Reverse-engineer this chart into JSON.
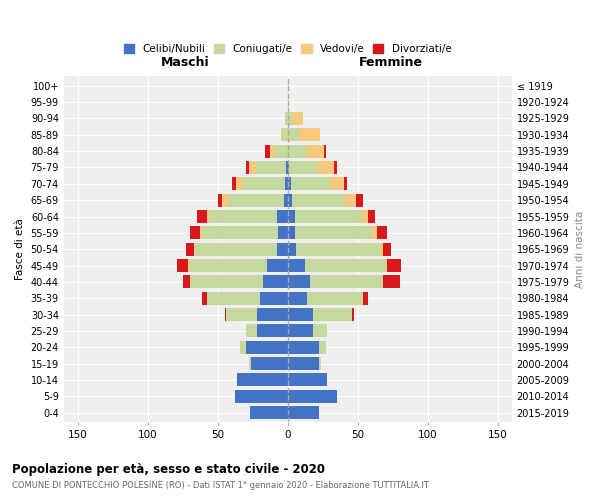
{
  "age_groups": [
    "0-4",
    "5-9",
    "10-14",
    "15-19",
    "20-24",
    "25-29",
    "30-34",
    "35-39",
    "40-44",
    "45-49",
    "50-54",
    "55-59",
    "60-64",
    "65-69",
    "70-74",
    "75-79",
    "80-84",
    "85-89",
    "90-94",
    "95-99",
    "100+"
  ],
  "birth_years": [
    "2015-2019",
    "2010-2014",
    "2005-2009",
    "2000-2004",
    "1995-1999",
    "1990-1994",
    "1985-1989",
    "1980-1984",
    "1975-1979",
    "1970-1974",
    "1965-1969",
    "1960-1964",
    "1955-1959",
    "1950-1954",
    "1945-1949",
    "1940-1944",
    "1935-1939",
    "1930-1934",
    "1925-1929",
    "1920-1924",
    "≤ 1919"
  ],
  "males": {
    "celibi": [
      27,
      38,
      36,
      26,
      30,
      22,
      22,
      20,
      18,
      15,
      8,
      7,
      8,
      3,
      2,
      1,
      0,
      0,
      0,
      0,
      0
    ],
    "coniugati": [
      0,
      0,
      0,
      2,
      4,
      8,
      22,
      38,
      52,
      55,
      58,
      55,
      48,
      40,
      30,
      22,
      9,
      4,
      2,
      0,
      0
    ],
    "vedovi": [
      0,
      0,
      0,
      0,
      0,
      0,
      0,
      0,
      0,
      1,
      1,
      1,
      2,
      4,
      5,
      5,
      4,
      1,
      0,
      0,
      0
    ],
    "divorziati": [
      0,
      0,
      0,
      0,
      0,
      0,
      1,
      3,
      5,
      8,
      6,
      7,
      7,
      3,
      3,
      2,
      3,
      0,
      0,
      0,
      0
    ]
  },
  "females": {
    "nubili": [
      22,
      35,
      28,
      22,
      22,
      18,
      18,
      14,
      16,
      12,
      6,
      5,
      5,
      3,
      2,
      1,
      0,
      0,
      0,
      0,
      0
    ],
    "coniugate": [
      0,
      0,
      0,
      2,
      5,
      10,
      28,
      40,
      52,
      58,
      60,
      55,
      47,
      38,
      28,
      20,
      14,
      8,
      3,
      0,
      0
    ],
    "vedove": [
      0,
      0,
      0,
      0,
      0,
      0,
      0,
      0,
      0,
      1,
      2,
      4,
      5,
      8,
      10,
      12,
      12,
      15,
      8,
      1,
      1
    ],
    "divorziate": [
      0,
      0,
      0,
      0,
      0,
      0,
      1,
      3,
      12,
      10,
      6,
      7,
      5,
      5,
      2,
      2,
      1,
      0,
      0,
      0,
      0
    ]
  },
  "colors": {
    "celibi": "#4472c4",
    "coniugati": "#c5d8a0",
    "vedovi": "#f5c97e",
    "divorziati": "#d7191c"
  },
  "title1": "Popolazione per età, sesso e stato civile - 2020",
  "title2": "COMUNE DI PONTECCHIO POLESINE (RO) - Dati ISTAT 1° gennaio 2020 - Elaborazione TUTTITALIA.IT",
  "xlabel_left": "Maschi",
  "xlabel_right": "Femmine",
  "ylabel_left": "Fasce di età",
  "ylabel_right": "Anni di nascita",
  "legend_labels": [
    "Celibi/Nubili",
    "Coniugati/e",
    "Vedovi/e",
    "Divorziati/e"
  ],
  "xlim": 160,
  "bg_plot": "#efefef",
  "bg_fig": "#ffffff"
}
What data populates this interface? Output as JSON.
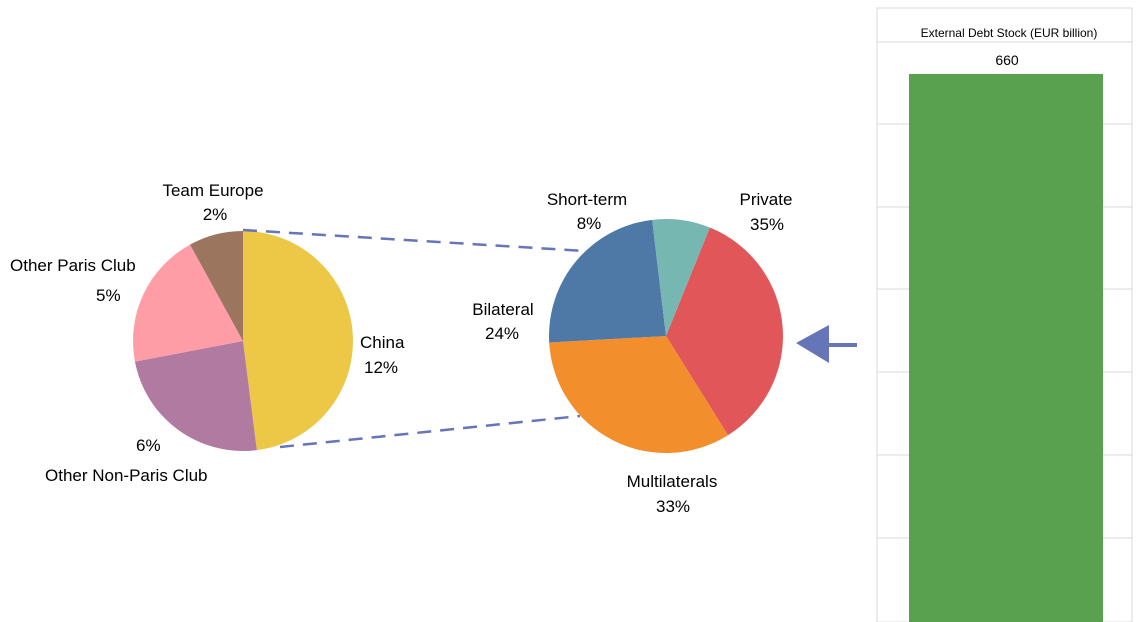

========================================================================

WHAT YOU HAVE TO DO: Give the entries again without a single change, but with no pictures.

SOLUTION TO THE PROBLEM:
Reverse-engineer this chart into JSON.
{
  "age_groups": [
    "0-4",
    "5-9",
    "10-14",
    "15-19",
    "20-24",
    "25-29",
    "30-34",
    "35-39",
    "40-44",
    "45-49",
    "50-54",
    "55-59",
    "60-64",
    "65-69",
    "70-74",
    "75-79",
    "80-84",
    "85-89",
    "90-94",
    "95-99",
    "100+"
  ],
  "birth_years": [
    "2015-2019",
    "2010-2014",
    "2005-2009",
    "2000-2004",
    "1995-1999",
    "1990-1994",
    "1985-1989",
    "1980-1984",
    "1975-1979",
    "1970-1974",
    "1965-1969",
    "1960-1964",
    "1955-1959",
    "1950-1954",
    "1945-1949",
    "1940-1944",
    "1935-1939",
    "1930-1934",
    "1925-1929",
    "1920-1924",
    "≤ 1919"
  ],
  "males": {
    "celibi": [
      27,
      38,
      36,
      26,
      30,
      22,
      22,
      20,
      18,
      15,
      8,
      7,
      8,
      3,
      2,
      1,
      0,
      0,
      0,
      0,
      0
    ],
    "coniugati": [
      0,
      0,
      0,
      2,
      4,
      8,
      22,
      38,
      52,
      55,
      58,
      55,
      48,
      40,
      30,
      22,
      9,
      4,
      2,
      0,
      0
    ],
    "vedovi": [
      0,
      0,
      0,
      0,
      0,
      0,
      0,
      0,
      0,
      1,
      1,
      1,
      2,
      4,
      5,
      5,
      4,
      1,
      0,
      0,
      0
    ],
    "divorziati": [
      0,
      0,
      0,
      0,
      0,
      0,
      1,
      3,
      5,
      8,
      6,
      7,
      7,
      3,
      3,
      2,
      3,
      0,
      0,
      0,
      0
    ]
  },
  "females": {
    "nubili": [
      22,
      35,
      28,
      22,
      22,
      18,
      18,
      14,
      16,
      12,
      6,
      5,
      5,
      3,
      2,
      1,
      0,
      0,
      0,
      0,
      0
    ],
    "coniugate": [
      0,
      0,
      0,
      2,
      5,
      10,
      28,
      40,
      52,
      58,
      60,
      55,
      47,
      38,
      28,
      20,
      14,
      8,
      3,
      0,
      0
    ],
    "vedove": [
      0,
      0,
      0,
      0,
      0,
      0,
      0,
      0,
      0,
      1,
      2,
      4,
      5,
      8,
      10,
      12,
      12,
      15,
      8,
      1,
      1
    ],
    "divorziate": [
      0,
      0,
      0,
      0,
      0,
      0,
      1,
      3,
      12,
      10,
      6,
      7,
      5,
      5,
      2,
      2,
      1,
      0,
      0,
      0,
      0
    ]
  },
  "colors": {
    "celibi": "#4472c4",
    "coniugati": "#c5d8a0",
    "vedovi": "#f5c97e",
    "divorziati": "#d7191c"
  },
  "title1": "Popolazione per età, sesso e stato civile - 2020",
  "title2": "COMUNE DI PONTECCHIO POLESINE (RO) - Dati ISTAT 1° gennaio 2020 - Elaborazione TUTTITALIA.IT",
  "xlabel_left": "Maschi",
  "xlabel_right": "Femmine",
  "ylabel_left": "Fasce di età",
  "ylabel_right": "Anni di nascita",
  "legend_labels": [
    "Celibi/Nubili",
    "Coniugati/e",
    "Vedovi/e",
    "Divorziati/e"
  ],
  "xlim": 160,
  "bg_plot": "#efefef",
  "bg_fig": "#ffffff"
}
What data populates this interface? Output as JSON.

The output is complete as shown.